## Task to complete
Find the lines holding the string "ylabel" in the data, then copy all of them.
═══ Provided data ═══
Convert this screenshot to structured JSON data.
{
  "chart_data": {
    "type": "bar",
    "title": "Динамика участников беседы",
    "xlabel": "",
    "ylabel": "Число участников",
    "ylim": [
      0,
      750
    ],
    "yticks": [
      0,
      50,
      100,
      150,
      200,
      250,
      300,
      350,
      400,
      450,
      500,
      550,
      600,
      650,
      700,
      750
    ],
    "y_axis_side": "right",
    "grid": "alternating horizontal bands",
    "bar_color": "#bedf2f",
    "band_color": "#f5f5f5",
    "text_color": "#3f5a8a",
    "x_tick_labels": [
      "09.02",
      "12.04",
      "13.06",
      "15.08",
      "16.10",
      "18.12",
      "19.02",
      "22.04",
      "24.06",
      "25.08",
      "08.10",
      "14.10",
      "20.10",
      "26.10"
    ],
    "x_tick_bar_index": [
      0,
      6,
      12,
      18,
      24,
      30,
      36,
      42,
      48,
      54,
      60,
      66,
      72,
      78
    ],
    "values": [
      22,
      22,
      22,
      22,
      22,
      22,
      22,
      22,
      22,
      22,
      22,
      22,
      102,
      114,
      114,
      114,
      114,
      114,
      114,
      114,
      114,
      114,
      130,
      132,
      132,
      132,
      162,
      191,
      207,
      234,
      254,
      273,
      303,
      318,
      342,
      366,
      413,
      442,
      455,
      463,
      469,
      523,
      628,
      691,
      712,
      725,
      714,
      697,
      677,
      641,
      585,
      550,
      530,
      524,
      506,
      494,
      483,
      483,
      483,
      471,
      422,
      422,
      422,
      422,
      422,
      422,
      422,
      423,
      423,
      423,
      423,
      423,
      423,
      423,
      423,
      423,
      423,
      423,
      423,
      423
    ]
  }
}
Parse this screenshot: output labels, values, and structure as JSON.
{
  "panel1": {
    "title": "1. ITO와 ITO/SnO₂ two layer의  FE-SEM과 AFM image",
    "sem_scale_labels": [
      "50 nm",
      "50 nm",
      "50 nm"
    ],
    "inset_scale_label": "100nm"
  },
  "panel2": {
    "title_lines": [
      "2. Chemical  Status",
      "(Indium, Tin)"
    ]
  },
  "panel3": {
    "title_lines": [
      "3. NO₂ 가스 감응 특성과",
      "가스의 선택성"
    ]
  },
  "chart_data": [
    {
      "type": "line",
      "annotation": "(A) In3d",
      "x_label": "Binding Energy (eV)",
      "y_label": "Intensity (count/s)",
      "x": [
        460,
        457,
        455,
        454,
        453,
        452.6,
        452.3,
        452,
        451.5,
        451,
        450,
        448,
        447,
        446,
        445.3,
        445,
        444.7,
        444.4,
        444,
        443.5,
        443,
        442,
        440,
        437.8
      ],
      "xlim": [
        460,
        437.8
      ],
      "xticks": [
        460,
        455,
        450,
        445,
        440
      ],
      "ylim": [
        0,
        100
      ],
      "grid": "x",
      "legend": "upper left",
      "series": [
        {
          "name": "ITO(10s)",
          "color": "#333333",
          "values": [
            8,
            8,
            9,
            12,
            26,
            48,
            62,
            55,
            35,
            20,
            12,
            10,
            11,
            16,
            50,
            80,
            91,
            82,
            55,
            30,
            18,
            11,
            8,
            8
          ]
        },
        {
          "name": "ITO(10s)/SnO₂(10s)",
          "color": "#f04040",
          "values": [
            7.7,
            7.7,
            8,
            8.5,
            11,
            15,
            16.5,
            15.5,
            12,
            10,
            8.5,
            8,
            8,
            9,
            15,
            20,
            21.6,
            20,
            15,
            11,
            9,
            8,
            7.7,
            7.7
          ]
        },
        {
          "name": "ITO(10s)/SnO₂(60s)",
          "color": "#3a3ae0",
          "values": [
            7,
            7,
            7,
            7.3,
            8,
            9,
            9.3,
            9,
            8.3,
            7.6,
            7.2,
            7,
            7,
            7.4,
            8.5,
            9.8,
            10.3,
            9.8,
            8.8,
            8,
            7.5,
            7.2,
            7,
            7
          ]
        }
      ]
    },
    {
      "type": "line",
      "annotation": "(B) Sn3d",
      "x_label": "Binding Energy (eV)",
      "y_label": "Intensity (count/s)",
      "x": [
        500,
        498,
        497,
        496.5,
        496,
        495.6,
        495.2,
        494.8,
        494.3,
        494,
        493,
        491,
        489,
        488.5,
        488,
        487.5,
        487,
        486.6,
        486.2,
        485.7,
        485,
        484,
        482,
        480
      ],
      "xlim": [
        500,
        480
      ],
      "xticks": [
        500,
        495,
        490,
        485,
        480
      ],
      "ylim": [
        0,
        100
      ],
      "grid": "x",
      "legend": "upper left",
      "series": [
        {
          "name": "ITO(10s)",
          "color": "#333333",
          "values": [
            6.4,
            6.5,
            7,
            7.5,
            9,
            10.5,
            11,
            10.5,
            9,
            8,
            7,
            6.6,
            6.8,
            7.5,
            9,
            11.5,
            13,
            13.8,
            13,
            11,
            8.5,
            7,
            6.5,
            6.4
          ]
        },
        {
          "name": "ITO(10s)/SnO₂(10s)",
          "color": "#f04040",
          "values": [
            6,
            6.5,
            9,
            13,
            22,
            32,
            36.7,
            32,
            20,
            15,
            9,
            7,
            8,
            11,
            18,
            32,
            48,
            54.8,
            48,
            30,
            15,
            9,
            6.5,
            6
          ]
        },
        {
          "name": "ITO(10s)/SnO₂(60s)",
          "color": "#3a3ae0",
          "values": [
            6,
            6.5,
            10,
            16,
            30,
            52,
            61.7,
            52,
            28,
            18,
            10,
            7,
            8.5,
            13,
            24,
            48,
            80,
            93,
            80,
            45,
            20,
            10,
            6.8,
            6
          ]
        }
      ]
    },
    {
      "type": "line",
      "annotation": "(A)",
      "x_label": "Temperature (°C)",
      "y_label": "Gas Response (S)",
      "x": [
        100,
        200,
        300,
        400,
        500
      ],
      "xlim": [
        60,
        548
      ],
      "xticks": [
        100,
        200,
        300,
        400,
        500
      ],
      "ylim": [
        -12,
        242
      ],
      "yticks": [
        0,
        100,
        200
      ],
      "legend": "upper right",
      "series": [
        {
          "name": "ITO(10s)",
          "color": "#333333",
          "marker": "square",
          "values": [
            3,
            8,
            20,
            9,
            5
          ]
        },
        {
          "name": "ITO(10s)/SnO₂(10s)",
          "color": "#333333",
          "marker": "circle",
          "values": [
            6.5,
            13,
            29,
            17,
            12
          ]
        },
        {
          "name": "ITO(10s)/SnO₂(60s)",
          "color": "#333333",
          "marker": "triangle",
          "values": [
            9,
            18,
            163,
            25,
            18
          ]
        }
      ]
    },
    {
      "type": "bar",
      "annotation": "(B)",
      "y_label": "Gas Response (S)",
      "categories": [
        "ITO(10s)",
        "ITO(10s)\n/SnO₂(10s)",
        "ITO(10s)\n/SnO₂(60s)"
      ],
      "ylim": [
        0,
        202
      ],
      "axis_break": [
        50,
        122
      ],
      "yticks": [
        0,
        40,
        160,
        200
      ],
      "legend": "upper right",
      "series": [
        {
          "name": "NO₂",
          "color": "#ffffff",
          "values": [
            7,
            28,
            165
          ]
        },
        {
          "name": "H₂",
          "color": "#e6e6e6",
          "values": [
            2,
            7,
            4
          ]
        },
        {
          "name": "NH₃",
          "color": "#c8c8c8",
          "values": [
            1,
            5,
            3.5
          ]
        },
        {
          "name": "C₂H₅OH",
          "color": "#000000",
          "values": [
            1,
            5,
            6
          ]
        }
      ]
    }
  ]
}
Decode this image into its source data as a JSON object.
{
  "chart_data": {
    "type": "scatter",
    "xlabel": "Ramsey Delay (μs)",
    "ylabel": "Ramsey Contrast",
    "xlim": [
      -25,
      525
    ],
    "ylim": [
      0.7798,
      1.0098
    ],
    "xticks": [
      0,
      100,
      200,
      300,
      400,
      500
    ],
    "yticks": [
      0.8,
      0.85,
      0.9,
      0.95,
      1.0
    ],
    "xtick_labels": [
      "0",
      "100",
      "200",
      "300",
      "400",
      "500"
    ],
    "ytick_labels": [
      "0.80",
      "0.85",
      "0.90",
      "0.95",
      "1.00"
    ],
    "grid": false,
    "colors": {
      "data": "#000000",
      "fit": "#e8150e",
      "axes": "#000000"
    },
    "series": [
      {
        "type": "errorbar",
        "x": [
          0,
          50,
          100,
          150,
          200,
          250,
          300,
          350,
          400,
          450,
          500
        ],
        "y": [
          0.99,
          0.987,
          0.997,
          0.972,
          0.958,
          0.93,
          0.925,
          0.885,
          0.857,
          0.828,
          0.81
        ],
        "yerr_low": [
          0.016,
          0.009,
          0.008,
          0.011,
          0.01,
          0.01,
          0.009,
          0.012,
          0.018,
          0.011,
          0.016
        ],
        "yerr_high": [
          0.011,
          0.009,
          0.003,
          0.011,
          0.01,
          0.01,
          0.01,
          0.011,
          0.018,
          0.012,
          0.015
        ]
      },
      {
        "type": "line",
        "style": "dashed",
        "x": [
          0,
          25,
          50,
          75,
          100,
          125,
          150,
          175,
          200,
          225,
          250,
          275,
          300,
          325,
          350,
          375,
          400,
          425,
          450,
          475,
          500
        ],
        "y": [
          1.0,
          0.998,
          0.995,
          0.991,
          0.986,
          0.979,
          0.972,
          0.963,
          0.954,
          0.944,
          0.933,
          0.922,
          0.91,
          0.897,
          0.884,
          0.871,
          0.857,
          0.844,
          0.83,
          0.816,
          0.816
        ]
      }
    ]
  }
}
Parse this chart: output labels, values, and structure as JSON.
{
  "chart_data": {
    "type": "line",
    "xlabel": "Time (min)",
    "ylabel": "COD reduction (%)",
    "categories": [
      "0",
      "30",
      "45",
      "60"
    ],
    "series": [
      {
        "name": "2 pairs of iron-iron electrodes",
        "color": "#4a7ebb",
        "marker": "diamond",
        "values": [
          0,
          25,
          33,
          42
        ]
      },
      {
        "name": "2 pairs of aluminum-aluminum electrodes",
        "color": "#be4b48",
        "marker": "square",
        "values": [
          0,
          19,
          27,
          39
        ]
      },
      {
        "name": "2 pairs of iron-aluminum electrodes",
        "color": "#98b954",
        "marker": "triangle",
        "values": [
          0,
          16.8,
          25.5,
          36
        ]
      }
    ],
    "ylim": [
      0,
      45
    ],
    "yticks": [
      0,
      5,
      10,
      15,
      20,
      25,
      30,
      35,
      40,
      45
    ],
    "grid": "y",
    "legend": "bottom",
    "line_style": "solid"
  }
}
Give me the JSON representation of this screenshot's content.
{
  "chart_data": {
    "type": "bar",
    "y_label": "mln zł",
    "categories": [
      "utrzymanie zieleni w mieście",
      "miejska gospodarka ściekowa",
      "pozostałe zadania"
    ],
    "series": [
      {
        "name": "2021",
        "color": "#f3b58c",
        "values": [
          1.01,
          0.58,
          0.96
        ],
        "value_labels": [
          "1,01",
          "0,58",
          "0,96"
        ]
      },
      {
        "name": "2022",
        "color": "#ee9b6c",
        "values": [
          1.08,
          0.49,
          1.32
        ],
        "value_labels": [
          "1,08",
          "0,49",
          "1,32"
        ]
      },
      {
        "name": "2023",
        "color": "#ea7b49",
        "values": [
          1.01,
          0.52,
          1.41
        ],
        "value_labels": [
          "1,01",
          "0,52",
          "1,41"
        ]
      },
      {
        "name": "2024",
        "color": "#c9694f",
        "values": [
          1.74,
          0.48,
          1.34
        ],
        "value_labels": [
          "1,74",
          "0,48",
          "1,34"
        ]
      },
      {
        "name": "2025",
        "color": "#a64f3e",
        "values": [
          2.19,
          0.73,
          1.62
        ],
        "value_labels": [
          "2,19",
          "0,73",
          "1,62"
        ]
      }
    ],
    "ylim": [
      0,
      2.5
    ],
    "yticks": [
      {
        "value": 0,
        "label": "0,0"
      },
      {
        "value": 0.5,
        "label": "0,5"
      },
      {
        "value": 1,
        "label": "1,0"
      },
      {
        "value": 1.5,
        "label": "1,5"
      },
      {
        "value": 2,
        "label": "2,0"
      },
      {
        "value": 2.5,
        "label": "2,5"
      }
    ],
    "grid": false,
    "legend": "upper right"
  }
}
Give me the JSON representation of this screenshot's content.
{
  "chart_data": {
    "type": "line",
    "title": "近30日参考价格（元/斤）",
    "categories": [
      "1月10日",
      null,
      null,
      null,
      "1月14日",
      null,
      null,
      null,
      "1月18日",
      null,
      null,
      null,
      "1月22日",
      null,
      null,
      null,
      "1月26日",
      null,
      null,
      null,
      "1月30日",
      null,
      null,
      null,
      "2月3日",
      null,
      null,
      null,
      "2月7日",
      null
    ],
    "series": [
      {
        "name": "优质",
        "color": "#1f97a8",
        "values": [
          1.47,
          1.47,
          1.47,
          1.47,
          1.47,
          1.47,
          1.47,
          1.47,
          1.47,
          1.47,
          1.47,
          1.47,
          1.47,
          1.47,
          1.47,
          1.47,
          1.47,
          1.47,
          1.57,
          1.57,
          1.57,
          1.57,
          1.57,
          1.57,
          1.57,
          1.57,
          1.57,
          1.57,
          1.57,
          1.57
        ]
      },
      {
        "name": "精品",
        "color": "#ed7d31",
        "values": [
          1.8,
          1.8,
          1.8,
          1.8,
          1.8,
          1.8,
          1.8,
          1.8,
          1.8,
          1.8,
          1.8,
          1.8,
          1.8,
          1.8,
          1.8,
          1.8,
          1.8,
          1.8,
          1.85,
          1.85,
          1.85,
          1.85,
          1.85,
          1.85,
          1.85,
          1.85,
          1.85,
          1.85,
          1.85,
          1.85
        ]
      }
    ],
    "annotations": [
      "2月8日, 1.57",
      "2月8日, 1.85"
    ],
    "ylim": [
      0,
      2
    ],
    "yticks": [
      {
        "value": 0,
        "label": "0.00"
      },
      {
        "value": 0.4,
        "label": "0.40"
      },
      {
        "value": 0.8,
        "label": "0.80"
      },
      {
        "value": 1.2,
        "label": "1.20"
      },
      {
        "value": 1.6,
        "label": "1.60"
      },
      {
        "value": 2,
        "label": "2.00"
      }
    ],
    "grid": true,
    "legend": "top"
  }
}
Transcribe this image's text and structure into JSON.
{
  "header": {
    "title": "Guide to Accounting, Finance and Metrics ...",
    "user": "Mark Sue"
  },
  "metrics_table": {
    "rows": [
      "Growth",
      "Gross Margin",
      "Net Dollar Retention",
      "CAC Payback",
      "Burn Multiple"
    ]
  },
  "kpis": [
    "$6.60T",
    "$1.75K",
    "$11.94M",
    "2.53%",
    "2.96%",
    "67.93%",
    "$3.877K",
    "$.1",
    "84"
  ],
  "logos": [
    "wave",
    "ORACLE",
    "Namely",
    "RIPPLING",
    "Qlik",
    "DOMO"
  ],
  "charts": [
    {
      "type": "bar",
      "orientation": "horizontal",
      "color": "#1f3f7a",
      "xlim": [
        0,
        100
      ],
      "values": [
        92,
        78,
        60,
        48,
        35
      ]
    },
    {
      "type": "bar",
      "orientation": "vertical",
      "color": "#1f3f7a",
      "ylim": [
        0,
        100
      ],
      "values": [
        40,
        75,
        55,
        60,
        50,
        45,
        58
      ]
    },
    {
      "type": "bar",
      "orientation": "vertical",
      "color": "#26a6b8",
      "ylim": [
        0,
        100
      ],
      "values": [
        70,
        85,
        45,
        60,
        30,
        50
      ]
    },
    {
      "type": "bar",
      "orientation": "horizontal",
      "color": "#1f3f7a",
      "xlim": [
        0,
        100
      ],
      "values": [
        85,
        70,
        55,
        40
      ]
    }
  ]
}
═══
## Task result
    "ylabel": "Число участников",
    "ylabel": "Ramsey Contrast",
    "ylabel": "COD reduction (%)",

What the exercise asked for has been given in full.